» RECORDS TO USE:

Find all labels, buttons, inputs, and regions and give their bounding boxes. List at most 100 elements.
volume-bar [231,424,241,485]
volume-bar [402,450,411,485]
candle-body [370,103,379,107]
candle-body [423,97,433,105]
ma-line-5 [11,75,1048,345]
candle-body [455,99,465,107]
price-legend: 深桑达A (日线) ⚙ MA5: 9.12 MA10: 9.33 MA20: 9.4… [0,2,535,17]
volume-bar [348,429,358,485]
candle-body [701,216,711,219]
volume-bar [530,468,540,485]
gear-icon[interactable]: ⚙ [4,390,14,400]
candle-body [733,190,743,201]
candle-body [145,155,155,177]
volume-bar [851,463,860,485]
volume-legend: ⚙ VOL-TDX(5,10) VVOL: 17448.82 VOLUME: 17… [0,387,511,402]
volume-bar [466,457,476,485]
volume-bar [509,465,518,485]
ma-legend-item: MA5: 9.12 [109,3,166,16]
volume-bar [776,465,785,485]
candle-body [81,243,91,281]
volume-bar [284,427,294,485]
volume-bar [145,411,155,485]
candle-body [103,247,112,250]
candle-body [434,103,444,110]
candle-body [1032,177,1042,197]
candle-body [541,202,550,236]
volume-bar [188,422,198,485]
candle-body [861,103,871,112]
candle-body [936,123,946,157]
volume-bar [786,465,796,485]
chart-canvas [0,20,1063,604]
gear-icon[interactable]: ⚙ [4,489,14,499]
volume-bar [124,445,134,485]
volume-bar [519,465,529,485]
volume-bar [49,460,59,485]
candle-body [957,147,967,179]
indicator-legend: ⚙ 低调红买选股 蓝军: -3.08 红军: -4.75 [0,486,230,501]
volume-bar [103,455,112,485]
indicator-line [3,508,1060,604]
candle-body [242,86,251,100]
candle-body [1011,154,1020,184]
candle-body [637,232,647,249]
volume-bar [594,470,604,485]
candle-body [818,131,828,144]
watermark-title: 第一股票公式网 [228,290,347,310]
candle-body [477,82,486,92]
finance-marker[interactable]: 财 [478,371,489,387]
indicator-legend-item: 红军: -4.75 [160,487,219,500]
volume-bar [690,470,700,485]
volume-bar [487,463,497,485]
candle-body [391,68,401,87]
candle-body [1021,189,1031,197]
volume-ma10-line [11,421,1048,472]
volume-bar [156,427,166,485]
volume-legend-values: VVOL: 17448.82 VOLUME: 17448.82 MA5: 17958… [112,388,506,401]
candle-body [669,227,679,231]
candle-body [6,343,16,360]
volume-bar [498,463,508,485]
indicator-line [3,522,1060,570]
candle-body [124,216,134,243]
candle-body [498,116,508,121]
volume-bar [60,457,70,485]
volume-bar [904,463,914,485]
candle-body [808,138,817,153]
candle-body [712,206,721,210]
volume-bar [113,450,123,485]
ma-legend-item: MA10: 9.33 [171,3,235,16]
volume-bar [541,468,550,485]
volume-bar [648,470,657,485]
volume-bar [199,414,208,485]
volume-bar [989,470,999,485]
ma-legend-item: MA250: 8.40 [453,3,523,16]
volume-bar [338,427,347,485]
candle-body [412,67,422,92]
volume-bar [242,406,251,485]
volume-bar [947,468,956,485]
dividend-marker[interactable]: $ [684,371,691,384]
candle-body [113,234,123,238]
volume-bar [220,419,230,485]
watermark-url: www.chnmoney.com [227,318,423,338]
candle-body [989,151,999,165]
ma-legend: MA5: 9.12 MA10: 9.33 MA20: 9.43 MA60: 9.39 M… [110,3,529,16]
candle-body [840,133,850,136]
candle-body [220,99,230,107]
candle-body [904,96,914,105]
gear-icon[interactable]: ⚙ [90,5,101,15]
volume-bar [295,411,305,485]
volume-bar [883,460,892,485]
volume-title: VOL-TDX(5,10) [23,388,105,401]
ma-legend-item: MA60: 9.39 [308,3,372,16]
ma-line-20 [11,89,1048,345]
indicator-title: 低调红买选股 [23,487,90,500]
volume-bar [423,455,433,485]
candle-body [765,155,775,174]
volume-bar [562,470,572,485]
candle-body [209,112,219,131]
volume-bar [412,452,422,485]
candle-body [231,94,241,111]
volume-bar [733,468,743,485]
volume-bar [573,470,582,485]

» WORK INSTRUCTIONS: Rewrite everything from the start of the listing down through the line containing "candle-body [242,86,251,100]", replacing "volume-bar" with "volume-column" and leaving everything else unchanged.

» WRITTEN SOLUTION:
Find all labels, buttons, inputs, and regions and give their bounding boxes. List at most 100 elements.
volume-column [231,424,241,485]
volume-column [402,450,411,485]
candle-body [370,103,379,107]
candle-body [423,97,433,105]
ma-line-5 [11,75,1048,345]
candle-body [455,99,465,107]
price-legend: 深桑达A (日线) ⚙ MA5: 9.12 MA10: 9.33 MA20: 9.4… [0,2,535,17]
volume-column [348,429,358,485]
candle-body [701,216,711,219]
volume-column [530,468,540,485]
gear-icon[interactable]: ⚙ [4,390,14,400]
candle-body [733,190,743,201]
candle-body [145,155,155,177]
volume-column [851,463,860,485]
volume-legend: ⚙ VOL-TDX(5,10) VVOL: 17448.82 VOLUME: 17… [0,387,511,402]
volume-column [466,457,476,485]
volume-column [509,465,518,485]
ma-legend-item: MA5: 9.12 [109,3,166,16]
volume-column [776,465,785,485]
candle-body [81,243,91,281]
volume-column [284,427,294,485]
volume-column [145,411,155,485]
candle-body [103,247,112,250]
candle-body [434,103,444,110]
candle-body [1032,177,1042,197]
candle-body [541,202,550,236]
volume-column [188,422,198,485]
candle-body [861,103,871,112]
candle-body [936,123,946,157]
volume-column [786,465,796,485]
chart-canvas [0,20,1063,604]
gear-icon[interactable]: ⚙ [4,489,14,499]
volume-column [124,445,134,485]
volume-column [519,465,529,485]
volume-column [49,460,59,485]
candle-body [957,147,967,179]
indicator-legend: ⚙ 低调红买选股 蓝军: -3.08 红军: -4.75 [0,486,230,501]
volume-column [103,455,112,485]
indicator-line [3,508,1060,604]
candle-body [242,86,251,100]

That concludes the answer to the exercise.